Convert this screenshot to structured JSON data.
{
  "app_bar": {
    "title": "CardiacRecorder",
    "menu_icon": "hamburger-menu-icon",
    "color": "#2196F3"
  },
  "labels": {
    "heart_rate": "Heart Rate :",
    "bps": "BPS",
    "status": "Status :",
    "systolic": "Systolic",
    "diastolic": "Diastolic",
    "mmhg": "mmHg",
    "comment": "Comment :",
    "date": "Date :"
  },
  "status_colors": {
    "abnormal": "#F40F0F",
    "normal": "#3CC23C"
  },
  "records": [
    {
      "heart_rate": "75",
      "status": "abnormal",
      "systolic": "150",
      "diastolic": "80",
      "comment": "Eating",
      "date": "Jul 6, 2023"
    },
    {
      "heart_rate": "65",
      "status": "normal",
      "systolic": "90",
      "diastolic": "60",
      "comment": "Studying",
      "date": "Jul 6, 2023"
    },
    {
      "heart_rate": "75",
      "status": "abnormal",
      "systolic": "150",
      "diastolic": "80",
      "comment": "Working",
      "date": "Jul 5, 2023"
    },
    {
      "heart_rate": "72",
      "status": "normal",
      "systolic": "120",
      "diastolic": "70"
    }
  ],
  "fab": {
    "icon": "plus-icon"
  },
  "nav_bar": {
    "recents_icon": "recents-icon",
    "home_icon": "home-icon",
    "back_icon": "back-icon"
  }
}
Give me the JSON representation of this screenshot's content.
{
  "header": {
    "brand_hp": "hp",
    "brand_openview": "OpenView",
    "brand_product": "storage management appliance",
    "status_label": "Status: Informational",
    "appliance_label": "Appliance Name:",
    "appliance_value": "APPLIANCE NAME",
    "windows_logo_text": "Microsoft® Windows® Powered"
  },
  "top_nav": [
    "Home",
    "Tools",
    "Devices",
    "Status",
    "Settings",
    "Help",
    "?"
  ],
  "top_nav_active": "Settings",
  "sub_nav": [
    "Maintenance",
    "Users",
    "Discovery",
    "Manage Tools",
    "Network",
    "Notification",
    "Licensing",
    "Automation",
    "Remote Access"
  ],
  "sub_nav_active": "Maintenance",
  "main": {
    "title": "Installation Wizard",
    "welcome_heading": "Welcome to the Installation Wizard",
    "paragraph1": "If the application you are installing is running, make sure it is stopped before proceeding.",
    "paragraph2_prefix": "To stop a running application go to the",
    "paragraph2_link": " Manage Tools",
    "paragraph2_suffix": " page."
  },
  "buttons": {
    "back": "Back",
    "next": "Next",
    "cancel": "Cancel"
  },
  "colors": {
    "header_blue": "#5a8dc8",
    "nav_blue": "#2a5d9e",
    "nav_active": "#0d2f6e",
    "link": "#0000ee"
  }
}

**WHAT NEEDS TO BE DONE**:
Pull out all lines containing the word "comment" from the entries above.

**THE SOLUTION**:
    "comment": "Comment :",
      "comment": "Eating",
      "comment": "Studying",
      "comment": "Working",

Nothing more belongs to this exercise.